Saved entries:
-=-=-=-=-
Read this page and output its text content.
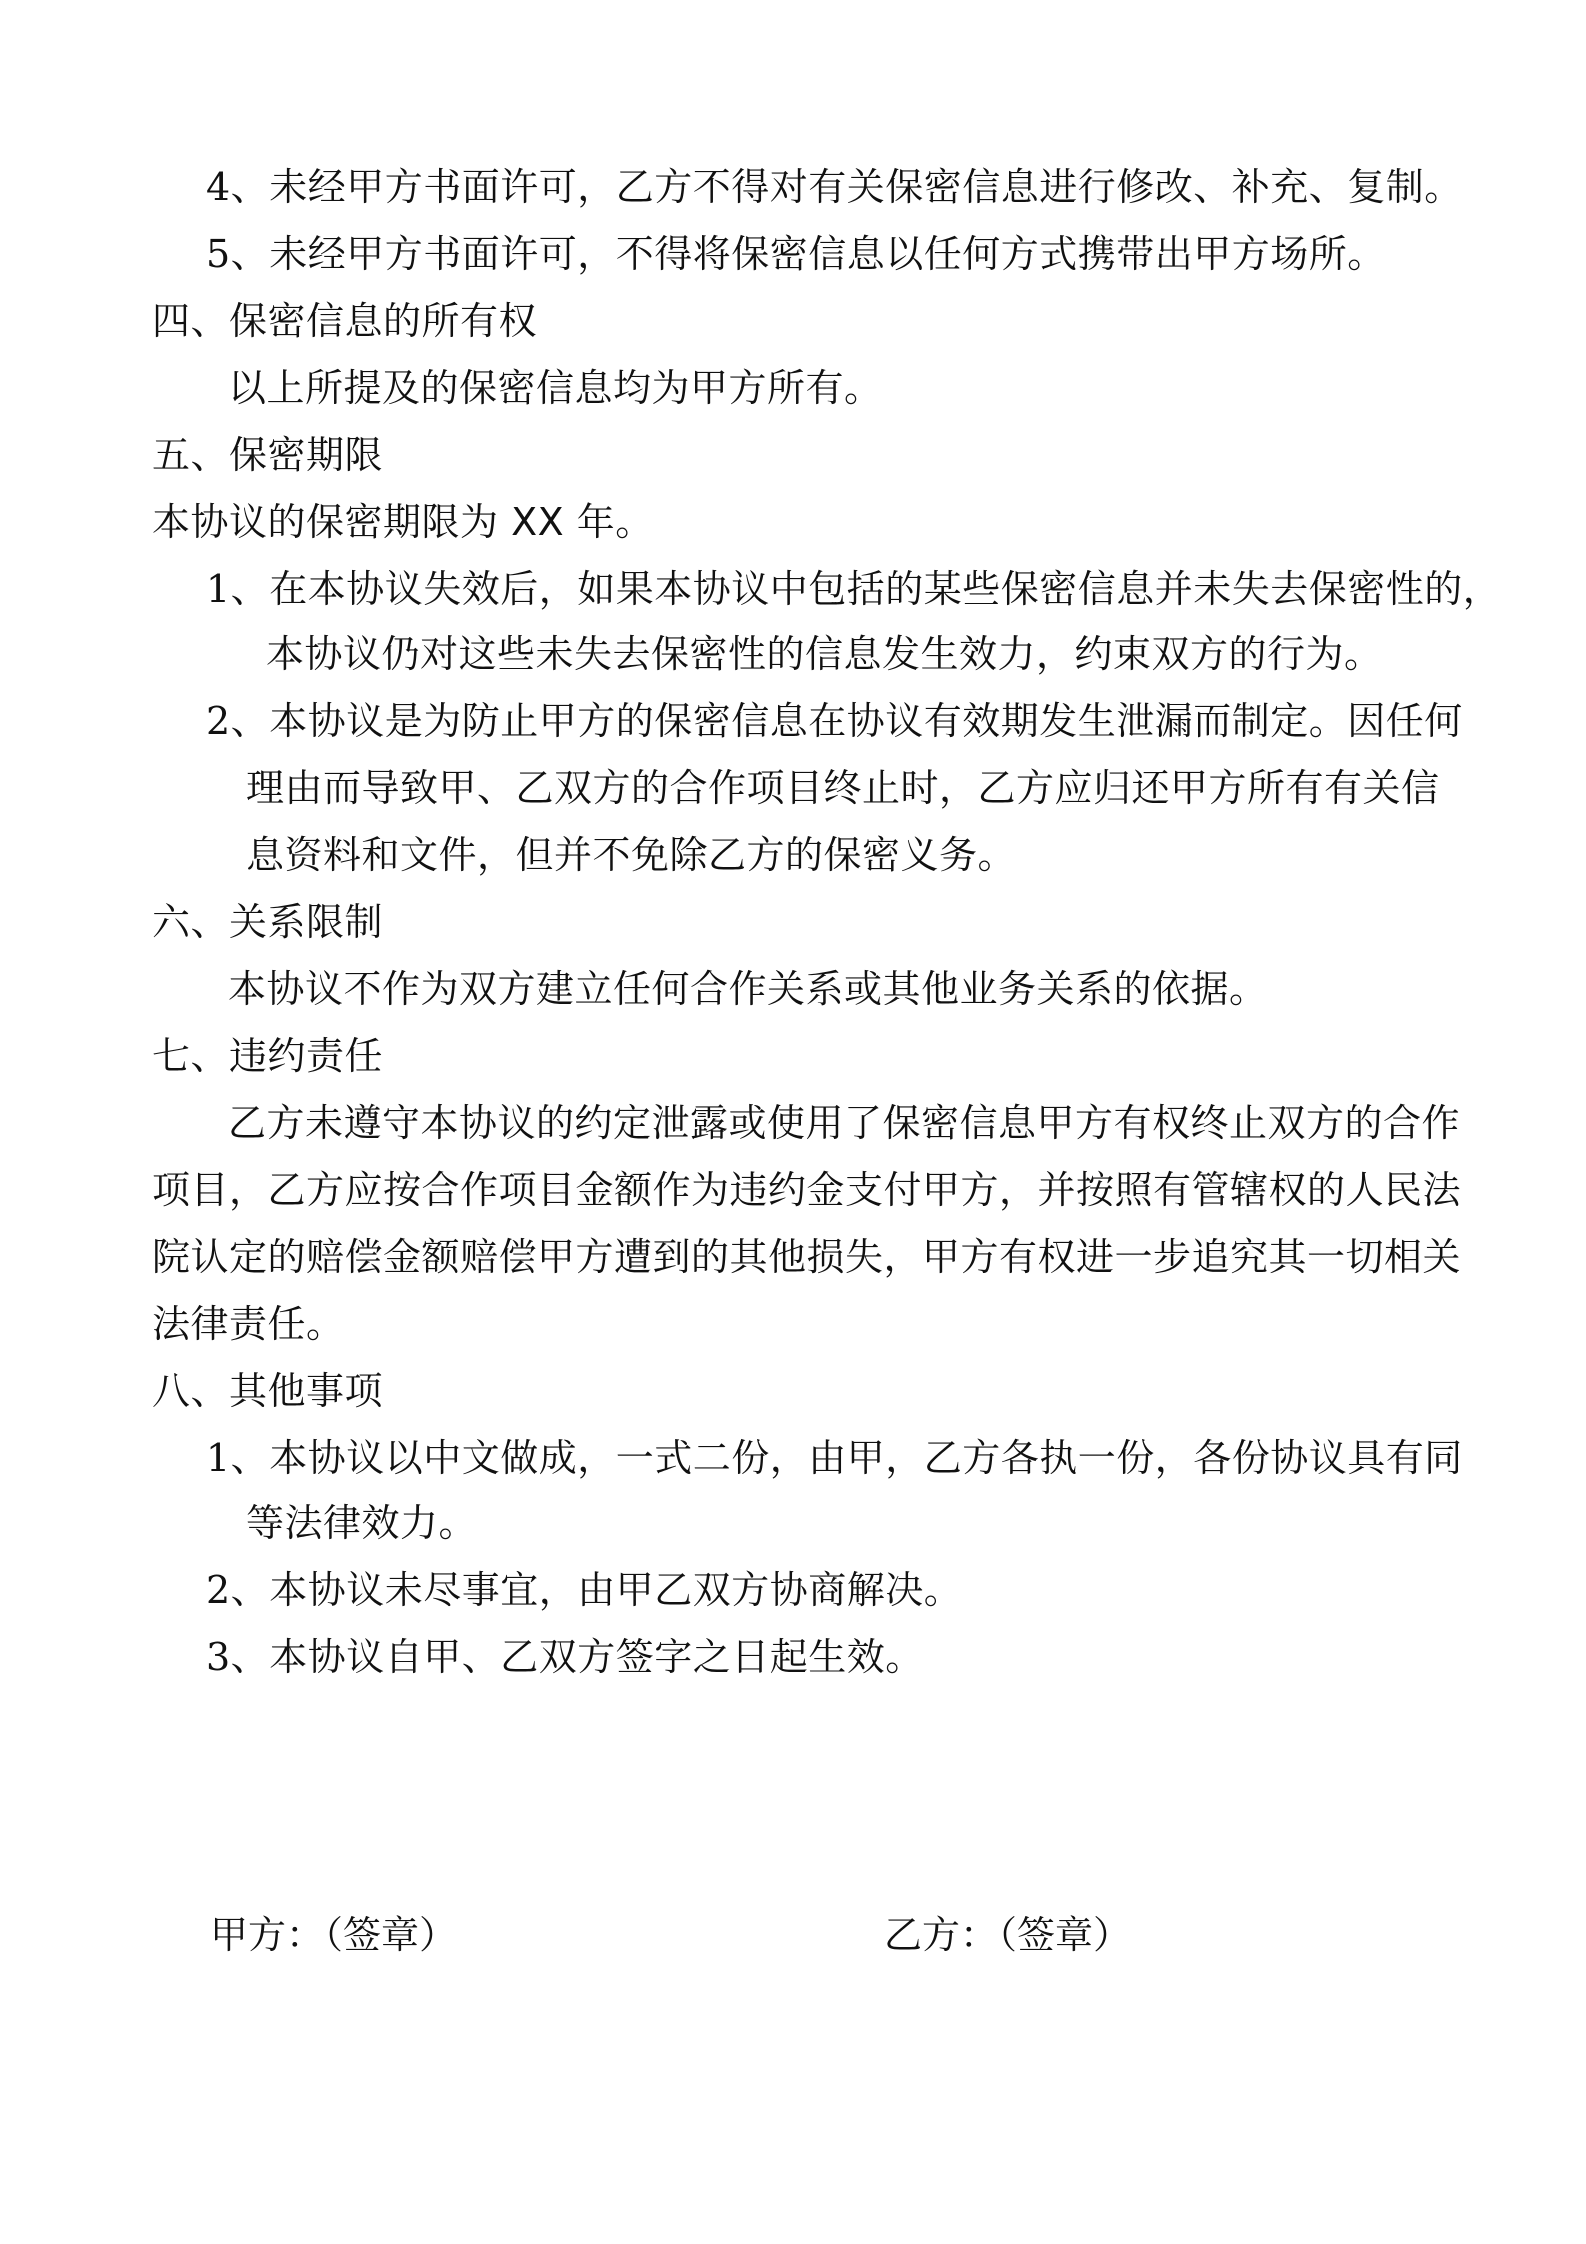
4、未经甲方书面许可，乙方不得对有关保密信息进行修改、补充、复制。
5、未经甲方书面许可，不得将保密信息以任何方式携带出甲方场所。
四、保密信息的所有权
以上所提及的保密信息均为甲方所有。
五、保密期限
本协议的保密期限为 XX 年。
1、在本协议失效后，如果本协议中包括的某些保密信息并未失去保密性的，
本协议仍对这些未失去保密性的信息发生效力，约束双方的行为。
2、本协议是为防止甲方的保密信息在协议有效期发生泄漏而制定。因任何
理由而导致甲、乙双方的合作项目终止时，乙方应归还甲方所有有关信
息资料和文件，但并不免除乙方的保密义务。
六、关系限制
本协议不作为双方建立任何合作关系或其他业务关系的依据。
七、违约责任
乙方未遵守本协议的约定泄露或使用了保密信息甲方有权终止双方的合作
项目，乙方应按合作项目金额作为违约金支付甲方，并按照有管辖权的人民法
院认定的赔偿金额赔偿甲方遭到的其他损失，甲方有权进一步追究其一切相关
法律责任。
八、其他事项
1、本协议以中文做成，一式二份，由甲，乙方各执一份，各份协议具有同
等法律效力。
2、本协议未尽事宜，由甲乙双方协商解决。
3、本协议自甲、乙双方签字之日起生效。
甲方：（签章）	乙方：（签章）
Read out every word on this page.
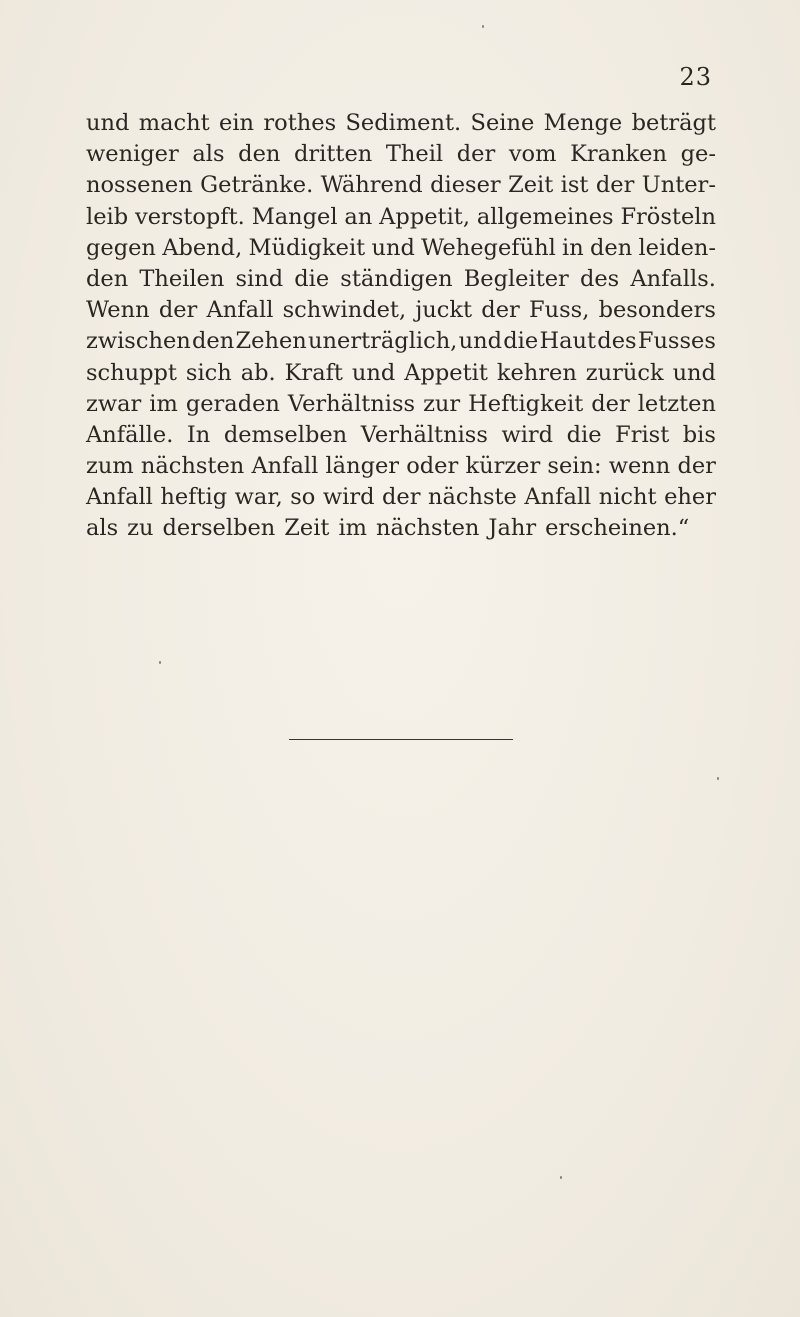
23
und macht ein rothes Sediment. Seine Menge beträgt
weniger als den dritten Theil der vom Kranken ge-
nossenen Getränke. Während dieser Zeit ist der Unter-
leib verstopft. Mangel an Appetit, allgemeines Frösteln
gegen Abend, Müdigkeit und Wehegefühl in den leiden-
den Theilen sind die ständigen Begleiter des Anfalls.
Wenn der Anfall schwindet, juckt der Fuss, besonders
zwischen den Zehen unerträglich, und die Haut des Fusses
schuppt sich ab. Kraft und Appetit kehren zurück und
zwar im geraden Verhältniss zur Heftigkeit der letzten
Anfälle. In demselben Verhältniss wird die Frist bis
zum nächsten Anfall länger oder kürzer sein: wenn der
Anfall heftig war, so wird der nächste Anfall nicht eher
als zu derselben Zeit im nächsten Jahr erscheinen.“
-=-=-=-=-
* _WHAT YOU SHOULD DO_
Nothing but the pictures may be dropped; output the records above exactly.

* _EXPECTED ANSWER_
Read this page and output its text content.
4、未经甲方书面许可，乙方不得对有关保密信息进行修改、补充、复制。
5、未经甲方书面许可，不得将保密信息以任何方式携带出甲方场所。
四、保密信息的所有权
以上所提及的保密信息均为甲方所有。
五、保密期限
本协议的保密期限为 XX 年。
1、在本协议失效后，如果本协议中包括的某些保密信息并未失去保密性的，
本协议仍对这些未失去保密性的信息发生效力，约束双方的行为。
2、本协议是为防止甲方的保密信息在协议有效期发生泄漏而制定。因任何
理由而导致甲、乙双方的合作项目终止时，乙方应归还甲方所有有关信
息资料和文件，但并不免除乙方的保密义务。
六、关系限制
本协议不作为双方建立任何合作关系或其他业务关系的依据。
七、违约责任
乙方未遵守本协议的约定泄露或使用了保密信息甲方有权终止双方的合作
项目，乙方应按合作项目金额作为违约金支付甲方，并按照有管辖权的人民法
院认定的赔偿金额赔偿甲方遭到的其他损失，甲方有权进一步追究其一切相关
法律责任。
八、其他事项
1、本协议以中文做成，一式二份，由甲，乙方各执一份，各份协议具有同
等法律效力。
2、本协议未尽事宜，由甲乙双方协商解决。
3、本协议自甲、乙双方签字之日起生效。
甲方：（签章）	乙方：（签章）
Read out every word on this page.
23
und macht ein rothes Sediment. Seine Menge beträgt
weniger als den dritten Theil der vom Kranken ge-
nossenen Getränke. Während dieser Zeit ist der Unter-
leib verstopft. Mangel an Appetit, allgemeines Frösteln
gegen Abend, Müdigkeit und Wehegefühl in den leiden-
den Theilen sind die ständigen Begleiter des Anfalls.
Wenn der Anfall schwindet, juckt der Fuss, besonders
zwischen den Zehen unerträglich, und die Haut des Fusses
schuppt sich ab. Kraft und Appetit kehren zurück und
zwar im geraden Verhältniss zur Heftigkeit der letzten
Anfälle. In demselben Verhältniss wird die Frist bis
zum nächsten Anfall länger oder kürzer sein: wenn der
Anfall heftig war, so wird der nächste Anfall nicht eher
als zu derselben Zeit im nächsten Jahr erscheinen.“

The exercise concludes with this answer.